» Request
Scan the lines below for the string "Waiting" and copy every one that has it.
____
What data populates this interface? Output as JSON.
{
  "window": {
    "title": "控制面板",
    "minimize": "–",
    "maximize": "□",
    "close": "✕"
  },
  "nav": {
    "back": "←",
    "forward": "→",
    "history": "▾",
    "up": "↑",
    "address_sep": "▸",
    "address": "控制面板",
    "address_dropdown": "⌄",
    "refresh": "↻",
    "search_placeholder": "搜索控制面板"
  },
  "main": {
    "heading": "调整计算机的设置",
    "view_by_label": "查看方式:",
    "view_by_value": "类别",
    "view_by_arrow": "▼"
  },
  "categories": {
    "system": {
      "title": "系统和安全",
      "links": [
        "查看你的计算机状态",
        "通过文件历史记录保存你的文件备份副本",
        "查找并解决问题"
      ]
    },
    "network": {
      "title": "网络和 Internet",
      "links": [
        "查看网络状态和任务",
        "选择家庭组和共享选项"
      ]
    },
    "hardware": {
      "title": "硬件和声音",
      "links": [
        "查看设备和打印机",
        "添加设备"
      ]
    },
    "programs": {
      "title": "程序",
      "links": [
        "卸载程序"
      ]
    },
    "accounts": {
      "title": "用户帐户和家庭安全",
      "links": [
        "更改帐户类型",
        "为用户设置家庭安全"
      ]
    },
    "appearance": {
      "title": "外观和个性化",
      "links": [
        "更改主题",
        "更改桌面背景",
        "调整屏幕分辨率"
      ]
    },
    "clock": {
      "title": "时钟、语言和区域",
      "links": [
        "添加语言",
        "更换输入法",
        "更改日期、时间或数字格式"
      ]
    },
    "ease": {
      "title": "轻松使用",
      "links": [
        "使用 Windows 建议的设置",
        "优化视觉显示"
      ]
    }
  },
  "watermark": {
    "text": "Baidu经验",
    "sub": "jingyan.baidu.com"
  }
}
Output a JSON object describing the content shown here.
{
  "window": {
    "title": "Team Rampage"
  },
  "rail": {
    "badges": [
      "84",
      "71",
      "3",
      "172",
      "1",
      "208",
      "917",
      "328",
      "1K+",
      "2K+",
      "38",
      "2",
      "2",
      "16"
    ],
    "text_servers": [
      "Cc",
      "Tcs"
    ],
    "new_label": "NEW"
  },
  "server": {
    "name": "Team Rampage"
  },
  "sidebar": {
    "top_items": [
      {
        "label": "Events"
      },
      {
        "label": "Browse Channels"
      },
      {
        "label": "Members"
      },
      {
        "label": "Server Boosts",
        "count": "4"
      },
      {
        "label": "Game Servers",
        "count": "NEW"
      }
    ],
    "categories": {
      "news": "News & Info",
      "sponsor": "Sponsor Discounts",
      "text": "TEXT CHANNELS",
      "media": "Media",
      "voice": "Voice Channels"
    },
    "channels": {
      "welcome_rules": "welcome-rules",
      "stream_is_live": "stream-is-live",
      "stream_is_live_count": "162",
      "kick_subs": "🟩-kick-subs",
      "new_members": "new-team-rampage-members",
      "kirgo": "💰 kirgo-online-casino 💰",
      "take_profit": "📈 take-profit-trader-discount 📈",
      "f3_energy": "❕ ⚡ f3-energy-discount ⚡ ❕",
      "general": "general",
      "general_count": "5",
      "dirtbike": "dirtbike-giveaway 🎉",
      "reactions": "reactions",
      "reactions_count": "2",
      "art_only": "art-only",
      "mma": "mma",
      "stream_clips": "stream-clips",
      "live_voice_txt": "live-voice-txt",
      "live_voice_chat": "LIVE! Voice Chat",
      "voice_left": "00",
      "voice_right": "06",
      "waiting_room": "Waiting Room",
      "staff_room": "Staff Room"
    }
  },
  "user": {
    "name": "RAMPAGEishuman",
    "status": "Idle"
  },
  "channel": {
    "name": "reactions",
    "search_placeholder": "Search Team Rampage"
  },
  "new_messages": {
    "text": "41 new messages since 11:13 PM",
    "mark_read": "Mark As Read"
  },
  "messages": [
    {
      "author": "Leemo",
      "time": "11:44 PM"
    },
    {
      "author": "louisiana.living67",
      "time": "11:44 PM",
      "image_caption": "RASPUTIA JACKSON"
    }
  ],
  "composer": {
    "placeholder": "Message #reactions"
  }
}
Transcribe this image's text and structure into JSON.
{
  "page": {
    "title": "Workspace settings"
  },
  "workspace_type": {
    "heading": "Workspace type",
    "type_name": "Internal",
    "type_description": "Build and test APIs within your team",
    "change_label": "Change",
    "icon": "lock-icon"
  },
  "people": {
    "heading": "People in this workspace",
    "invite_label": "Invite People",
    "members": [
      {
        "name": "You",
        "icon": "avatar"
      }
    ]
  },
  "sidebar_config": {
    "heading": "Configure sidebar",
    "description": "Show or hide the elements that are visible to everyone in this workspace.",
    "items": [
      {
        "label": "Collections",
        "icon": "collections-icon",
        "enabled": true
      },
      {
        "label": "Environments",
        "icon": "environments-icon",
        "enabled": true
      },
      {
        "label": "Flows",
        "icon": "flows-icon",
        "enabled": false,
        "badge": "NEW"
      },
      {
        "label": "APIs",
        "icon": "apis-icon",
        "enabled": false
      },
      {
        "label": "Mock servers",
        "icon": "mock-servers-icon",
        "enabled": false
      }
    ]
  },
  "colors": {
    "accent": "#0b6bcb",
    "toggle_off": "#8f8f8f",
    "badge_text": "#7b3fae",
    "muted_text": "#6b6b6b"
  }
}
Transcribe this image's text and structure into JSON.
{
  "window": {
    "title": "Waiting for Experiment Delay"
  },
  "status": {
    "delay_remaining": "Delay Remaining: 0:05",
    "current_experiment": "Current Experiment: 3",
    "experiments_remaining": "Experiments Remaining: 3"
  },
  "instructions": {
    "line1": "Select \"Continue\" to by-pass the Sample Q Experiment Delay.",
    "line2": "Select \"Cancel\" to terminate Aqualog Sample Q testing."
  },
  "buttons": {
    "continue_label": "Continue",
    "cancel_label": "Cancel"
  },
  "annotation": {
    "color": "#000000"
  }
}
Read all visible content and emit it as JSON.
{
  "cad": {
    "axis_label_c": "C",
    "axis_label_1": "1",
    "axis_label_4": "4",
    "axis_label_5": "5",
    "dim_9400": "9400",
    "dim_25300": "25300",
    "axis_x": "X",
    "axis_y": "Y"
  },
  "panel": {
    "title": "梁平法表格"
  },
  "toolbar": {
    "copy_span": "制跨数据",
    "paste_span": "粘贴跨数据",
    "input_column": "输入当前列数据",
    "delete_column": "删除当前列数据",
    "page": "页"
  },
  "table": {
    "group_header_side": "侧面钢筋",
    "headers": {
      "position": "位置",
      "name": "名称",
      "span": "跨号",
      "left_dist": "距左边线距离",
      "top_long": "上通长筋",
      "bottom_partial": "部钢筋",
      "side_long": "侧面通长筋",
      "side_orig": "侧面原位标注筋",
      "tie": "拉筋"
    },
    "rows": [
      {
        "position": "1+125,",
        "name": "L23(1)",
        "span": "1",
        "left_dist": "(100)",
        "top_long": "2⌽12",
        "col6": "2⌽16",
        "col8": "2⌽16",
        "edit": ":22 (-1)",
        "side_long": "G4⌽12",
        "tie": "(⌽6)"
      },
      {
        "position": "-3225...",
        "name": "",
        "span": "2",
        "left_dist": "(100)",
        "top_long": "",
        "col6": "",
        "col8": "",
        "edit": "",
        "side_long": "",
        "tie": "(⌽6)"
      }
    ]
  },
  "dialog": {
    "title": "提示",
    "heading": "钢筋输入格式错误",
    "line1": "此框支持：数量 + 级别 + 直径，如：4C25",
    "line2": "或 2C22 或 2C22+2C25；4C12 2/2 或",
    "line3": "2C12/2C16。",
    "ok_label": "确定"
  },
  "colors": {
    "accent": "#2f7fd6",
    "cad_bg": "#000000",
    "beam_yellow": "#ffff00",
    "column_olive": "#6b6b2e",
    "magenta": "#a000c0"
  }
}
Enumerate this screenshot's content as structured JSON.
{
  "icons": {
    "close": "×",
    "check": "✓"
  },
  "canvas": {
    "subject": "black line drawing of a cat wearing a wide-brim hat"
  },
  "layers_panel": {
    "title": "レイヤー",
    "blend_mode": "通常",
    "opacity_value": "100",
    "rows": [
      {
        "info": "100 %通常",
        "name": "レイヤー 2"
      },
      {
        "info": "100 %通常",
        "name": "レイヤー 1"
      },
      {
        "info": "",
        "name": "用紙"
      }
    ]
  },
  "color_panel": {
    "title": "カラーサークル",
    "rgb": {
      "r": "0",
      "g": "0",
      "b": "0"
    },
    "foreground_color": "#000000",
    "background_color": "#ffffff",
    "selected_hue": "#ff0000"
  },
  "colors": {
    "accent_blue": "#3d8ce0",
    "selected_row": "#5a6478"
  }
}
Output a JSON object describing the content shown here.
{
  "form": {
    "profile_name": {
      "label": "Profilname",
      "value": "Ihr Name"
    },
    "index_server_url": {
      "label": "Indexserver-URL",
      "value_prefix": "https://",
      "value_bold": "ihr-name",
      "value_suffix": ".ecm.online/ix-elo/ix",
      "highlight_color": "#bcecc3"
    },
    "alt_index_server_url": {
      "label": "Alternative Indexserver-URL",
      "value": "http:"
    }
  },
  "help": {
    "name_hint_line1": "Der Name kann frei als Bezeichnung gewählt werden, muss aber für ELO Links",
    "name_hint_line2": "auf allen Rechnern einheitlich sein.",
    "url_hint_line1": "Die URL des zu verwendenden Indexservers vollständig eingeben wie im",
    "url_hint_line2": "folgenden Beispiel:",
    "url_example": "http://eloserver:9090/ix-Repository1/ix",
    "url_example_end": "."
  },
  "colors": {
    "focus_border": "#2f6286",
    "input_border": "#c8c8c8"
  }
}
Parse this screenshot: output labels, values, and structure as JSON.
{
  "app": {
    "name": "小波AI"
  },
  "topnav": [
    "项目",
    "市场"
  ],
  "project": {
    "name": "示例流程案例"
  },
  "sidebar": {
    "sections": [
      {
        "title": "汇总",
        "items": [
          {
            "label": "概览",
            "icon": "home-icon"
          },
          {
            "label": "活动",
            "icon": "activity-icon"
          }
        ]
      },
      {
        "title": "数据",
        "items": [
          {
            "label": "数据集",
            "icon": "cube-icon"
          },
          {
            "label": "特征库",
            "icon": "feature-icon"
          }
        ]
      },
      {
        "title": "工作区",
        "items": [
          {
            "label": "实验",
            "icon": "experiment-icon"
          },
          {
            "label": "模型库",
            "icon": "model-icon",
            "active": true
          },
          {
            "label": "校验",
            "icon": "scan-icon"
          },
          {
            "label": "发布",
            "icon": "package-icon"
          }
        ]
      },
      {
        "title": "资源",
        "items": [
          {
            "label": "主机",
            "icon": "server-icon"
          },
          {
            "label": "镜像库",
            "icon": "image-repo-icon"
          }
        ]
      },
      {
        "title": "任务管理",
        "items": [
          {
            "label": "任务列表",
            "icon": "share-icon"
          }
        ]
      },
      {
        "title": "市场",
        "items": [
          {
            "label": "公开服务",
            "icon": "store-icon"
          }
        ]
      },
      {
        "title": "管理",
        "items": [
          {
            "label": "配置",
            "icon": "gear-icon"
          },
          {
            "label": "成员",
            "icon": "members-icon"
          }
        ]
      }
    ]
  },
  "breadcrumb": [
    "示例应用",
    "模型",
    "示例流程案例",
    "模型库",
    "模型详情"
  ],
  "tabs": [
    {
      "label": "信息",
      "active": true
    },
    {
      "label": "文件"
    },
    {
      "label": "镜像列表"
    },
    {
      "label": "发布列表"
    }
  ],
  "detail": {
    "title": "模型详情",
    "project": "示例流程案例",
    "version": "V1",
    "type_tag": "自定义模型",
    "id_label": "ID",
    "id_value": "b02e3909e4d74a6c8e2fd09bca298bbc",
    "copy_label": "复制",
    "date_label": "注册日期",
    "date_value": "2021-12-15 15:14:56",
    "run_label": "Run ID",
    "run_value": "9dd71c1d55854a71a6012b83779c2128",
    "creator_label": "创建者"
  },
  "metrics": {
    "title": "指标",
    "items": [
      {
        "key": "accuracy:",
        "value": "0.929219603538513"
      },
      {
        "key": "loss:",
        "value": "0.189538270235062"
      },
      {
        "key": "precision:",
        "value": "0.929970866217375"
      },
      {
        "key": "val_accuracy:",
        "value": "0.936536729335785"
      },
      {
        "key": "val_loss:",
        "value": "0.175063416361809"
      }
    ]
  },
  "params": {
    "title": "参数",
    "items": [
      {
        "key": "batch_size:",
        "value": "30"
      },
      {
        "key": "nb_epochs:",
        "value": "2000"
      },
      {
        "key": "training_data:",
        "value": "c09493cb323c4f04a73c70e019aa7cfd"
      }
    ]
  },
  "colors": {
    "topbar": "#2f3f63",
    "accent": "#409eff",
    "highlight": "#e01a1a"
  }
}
____
» Result for this exercise
      "waiting_room": "Waiting Room",
    "title": "Waiting for Experiment Delay"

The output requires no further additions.